**What to work on:** Tally the lines containing the word "отрядов", and report the tally alone.

**Records shown:**
-*-*-

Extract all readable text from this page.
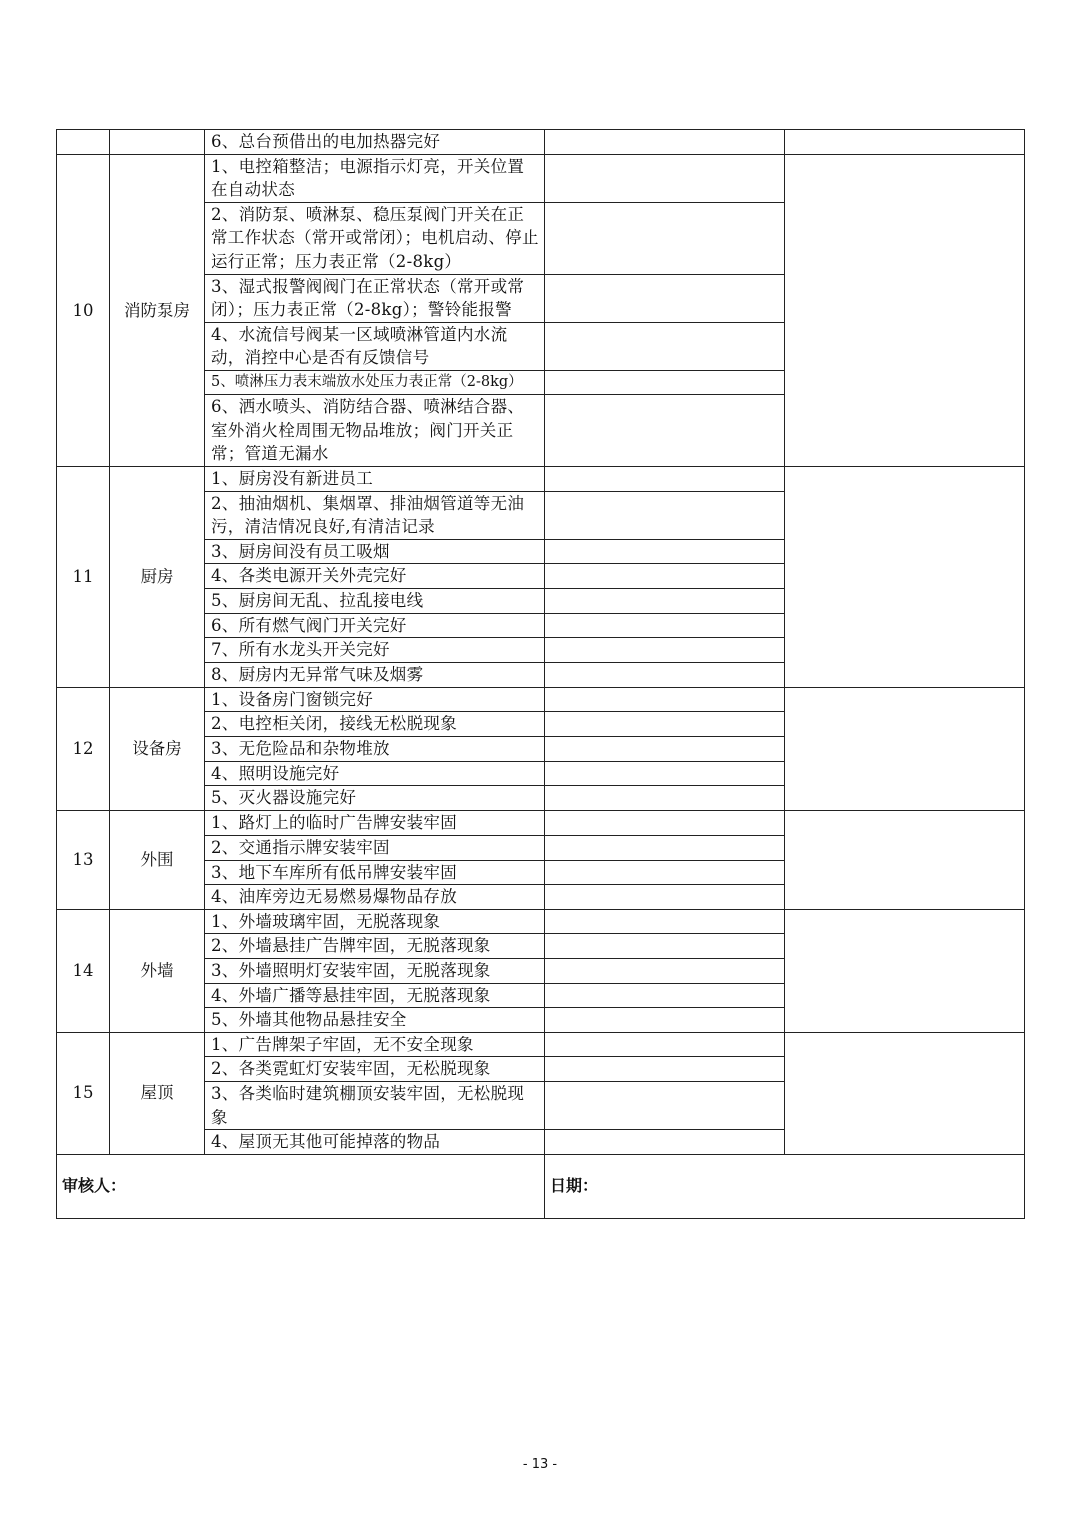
		6、总台预借出的电加热器完好		
10	消防泵房	1、电控箱整洁；电源指示灯亮，开关位置在自动状态		
		2、消防泵、喷淋泵、稳压泵阀门开关在正常工作状态（常开或常闭）；电机启动、停止运行正常；压力表正常（2-8kg）		
		3、湿式报警阀阀门在正常状态（常开或常闭）；压力表正常（2-8kg）；警铃能报警		
		4、水流信号阀某一区域喷淋管道内水流动，消控中心是否有反馈信号		
		5、喷淋压力表末端放水处压力表正常（2-8kg）		
		6、洒水喷头、消防结合器、喷淋结合器、室外消火栓周围无物品堆放；阀门开关正常；管道无漏水		
11	厨房	1、厨房没有新进员工		
		2、抽油烟机、集烟罩、排油烟管道等无油污，清洁情况良好,有清洁记录		
		3、厨房间没有员工吸烟		
		4、各类电源开关外壳完好		
		5、厨房间无乱、拉乱接电线		
		6、所有燃气阀门开关完好		
		7、所有水龙头开关完好		
		8、厨房内无异常气味及烟雾		
12	设备房	1、设备房门窗锁完好		
		2、电控柜关闭，接线无松脱现象		
		3、无危险品和杂物堆放		
		4、照明设施完好		
		5、灭火器设施完好		
13	外围	1、路灯上的临时广告牌安装牢固		
		2、交通指示牌安装牢固		
		3、地下车库所有低吊牌安装牢固		
		4、油库旁边无易燃易爆物品存放		
14	外墙	1、外墙玻璃牢固，无脱落现象		
		2、外墙悬挂广告牌牢固，无脱落现象		
		3、外墙照明灯安装牢固，无脱落现象		
		4、外墙广播等悬挂牢固，无脱落现象		
		5、外墙其他物品悬挂安全		
15	屋顶	1、广告牌架子牢固，无不安全现象		
		2、各类霓虹灯安装牢固，无松脱现象		
		3、各类临时建筑棚顶安装牢固，无松脱现象		
		4、屋顶无其他可能掉落的物品		
审核人：			日期：	
- 13 -
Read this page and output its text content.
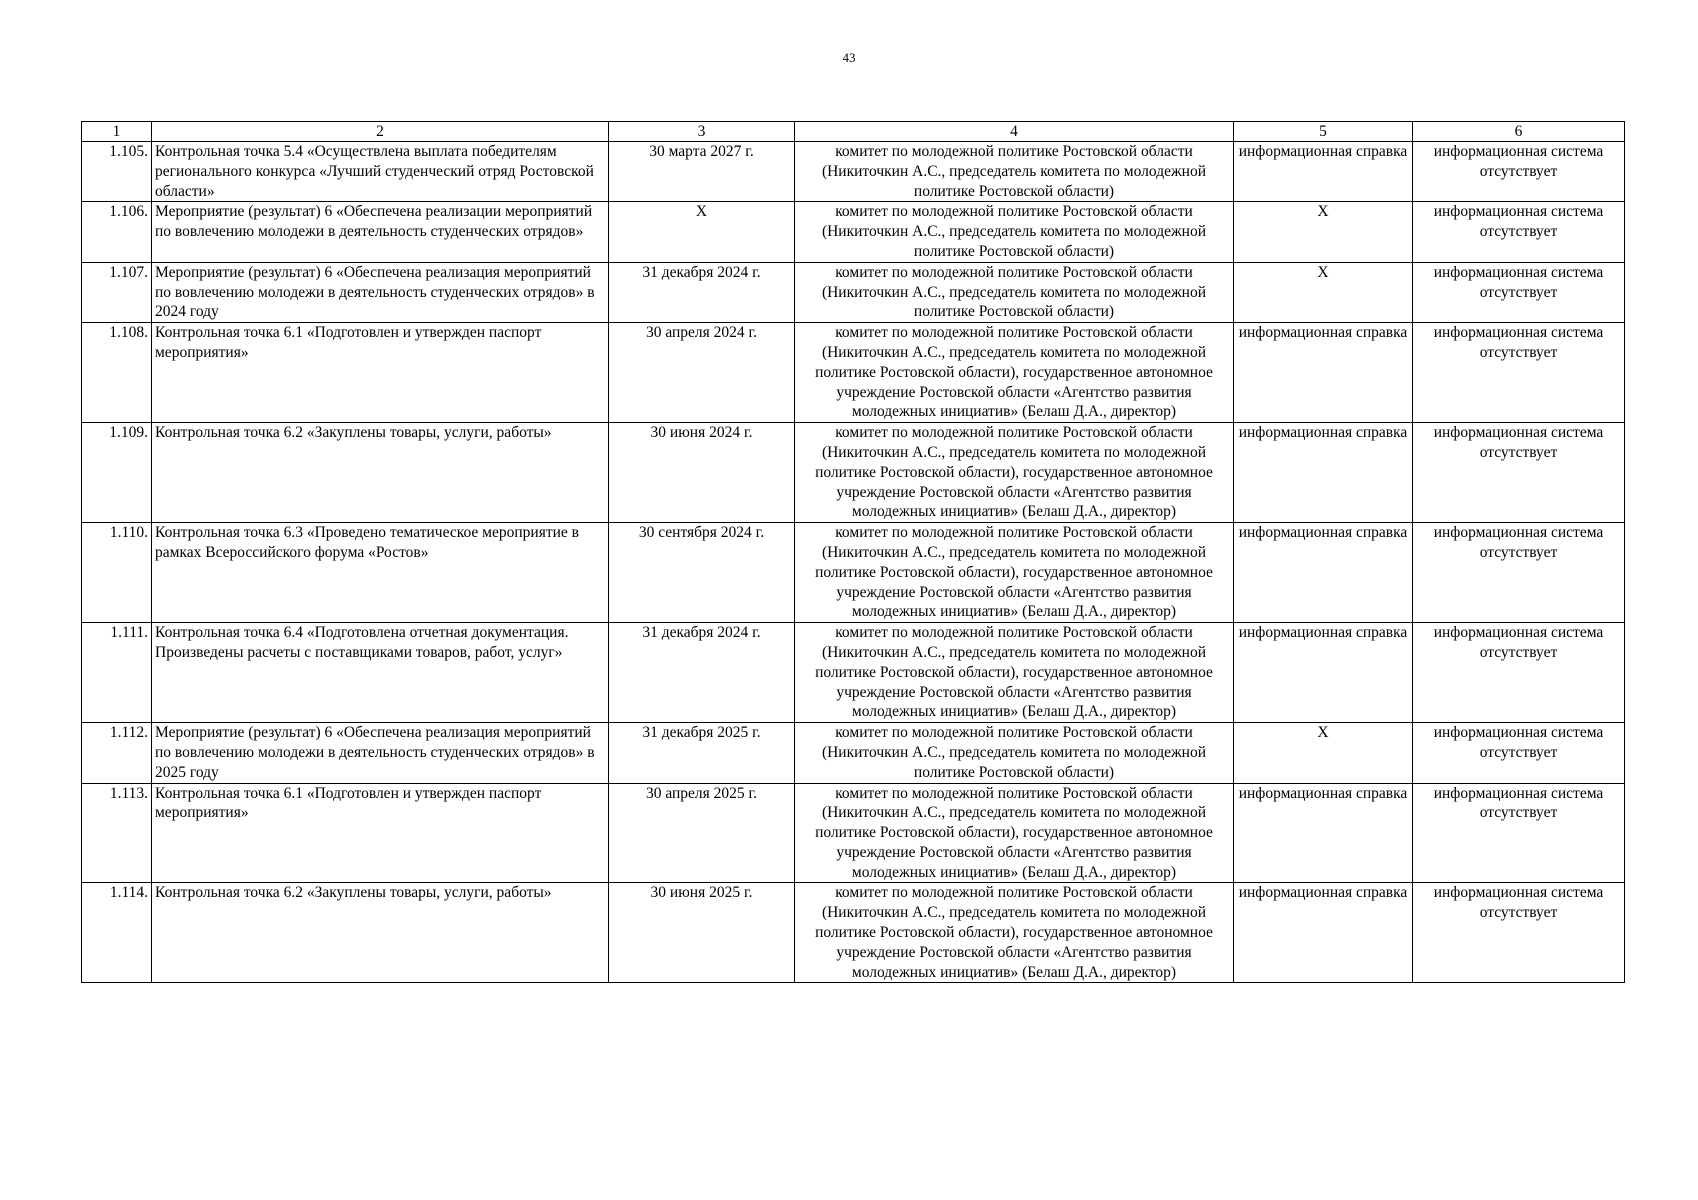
43
1	2	3	4	5	6
1.105.	Контрольная точка 5.4 «Осуществлена выплата победителям регионального конкурса «Лучший студенческий отряд Ростовской области»	30 марта 2027 г.	комитет по молодежной политике Ростовской области (Никиточкин А.С., председатель комитета по молодежной политике Ростовской области)	информационная справка	информационная система отсутствует
1.106.	Мероприятие (результат) 6 «Обеспечена реализации мероприятий по вовлечению молодежи в деятельность студенческих отрядов»	X	комитет по молодежной политике Ростовской области (Никиточкин А.С., председатель комитета по молодежной политике Ростовской области)	X	информационная система отсутствует
1.107.	Мероприятие (результат) 6 «Обеспечена реализация мероприятий по вовлечению молодежи в деятельность студенческих отрядов» в 2024 году	31 декабря 2024 г.	комитет по молодежной политике Ростовской области (Никиточкин А.С., председатель комитета по молодежной политике Ростовской области)	X	информационная система отсутствует
1.108.	Контрольная точка 6.1 «Подготовлен и утвержден паспорт мероприятия»	30 апреля 2024 г.	комитет по молодежной политике Ростовской области (Никиточкин А.С., председатель комитета по молодежной политике Ростовской области), государственное автономное учреждение Ростовской области «Агентство развития молодежных инициатив» (Белаш Д.А., директор)	информационная справка	информационная система отсутствует
1.109.	Контрольная точка 6.2 «Закуплены товары, услуги, работы»	30 июня 2024 г.	комитет по молодежной политике Ростовской области (Никиточкин А.С., председатель комитета по молодежной политике Ростовской области), государственное автономное учреждение Ростовской области «Агентство развития молодежных инициатив» (Белаш Д.А., директор)	информационная справка	информационная система отсутствует
1.110.	Контрольная точка 6.3 «Проведено тематическое мероприятие в рамках Всероссийского форума «Ростов»	30 сентября 2024 г.	комитет по молодежной политике Ростовской области (Никиточкин А.С., председатель комитета по молодежной политике Ростовской области), государственное автономное учреждение Ростовской области «Агентство развития молодежных инициатив» (Белаш Д.А., директор)	информационная справка	информационная система отсутствует
1.111.	Контрольная точка 6.4 «Подготовлена отчетная документация. Произведены расчеты с поставщиками товаров, работ, услуг»	31 декабря 2024 г.	комитет по молодежной политике Ростовской области (Никиточкин А.С., председатель комитета по молодежной политике Ростовской области), государственное автономное учреждение Ростовской области «Агентство развития молодежных инициатив» (Белаш Д.А., директор)	информационная справка	информационная система отсутствует
1.112.	Мероприятие (результат) 6 «Обеспечена реализация мероприятий по вовлечению молодежи в деятельность студенческих отрядов» в 2025 году	31 декабря 2025 г.	комитет по молодежной политике Ростовской области (Никиточкин А.С., председатель комитета по молодежной политике Ростовской области)	X	информационная система отсутствует
1.113.	Контрольная точка 6.1 «Подготовлен и утвержден паспорт мероприятия»	30 апреля 2025 г.	комитет по молодежной политике Ростовской области (Никиточкин А.С., председатель комитета по молодежной политике Ростовской области), государственное автономное учреждение Ростовской области «Агентство развития молодежных инициатив» (Белаш Д.А., директор)	информационная справка	информационная система отсутствует
1.114.	Контрольная точка 6.2 «Закуплены товары, услуги, работы»	30 июня 2025 г.	комитет по молодежной политике Ростовской области (Никиточкин А.С., председатель комитета по молодежной политике Ростовской области), государственное автономное учреждение Ростовской области «Агентство развития молодежных инициатив» (Белаш Д.А., директор)	информационная справка	информационная система отсутствует
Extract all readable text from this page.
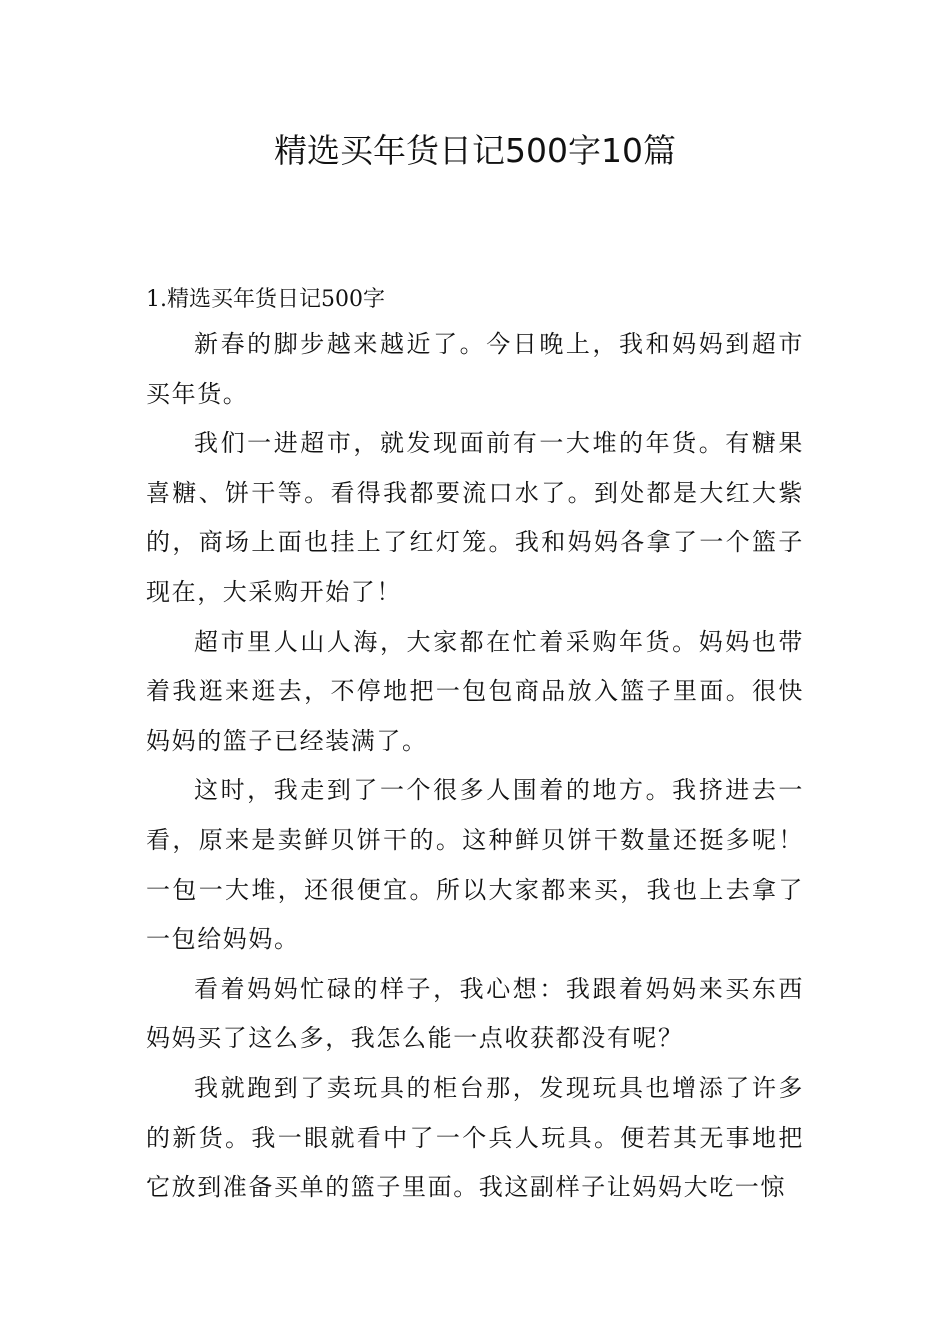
精选买年货日记500字10篇
1.精选买年货日记500字

新春的脚步越来越近了。今日晚上，我和妈妈到超市买年货。

我们一进超市，就发现面前有一大堆的年货。有糖果喜糖、饼干等。看得我都要流口水了。到处都是大红大紫的，商场上面也挂上了红灯笼。我和妈妈各拿了一个篮子现在，大采购开始了！

超市里人山人海，大家都在忙着采购年货。妈妈也带着我逛来逛去，不停地把一包包商品放入篮子里面。很快妈妈的篮子已经装满了。

这时，我走到了一个很多人围着的地方。我挤进去一看，原来是卖鲜贝饼干的。这种鲜贝饼干数量还挺多呢！一包一大堆，还很便宜。所以大家都来买，我也上去拿了一包给妈妈。

看着妈妈忙碌的样子，我心想：我跟着妈妈来买东西妈妈买了这么多，我怎么能一点收获都没有呢？

我就跑到了卖玩具的柜台那，发现玩具也增添了许多的新货。我一眼就看中了一个兵人玩具。便若其无事地把它放到准备买单的篮子里面。我这副样子让妈妈大吃一惊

-*-*-

**Full answer:** 3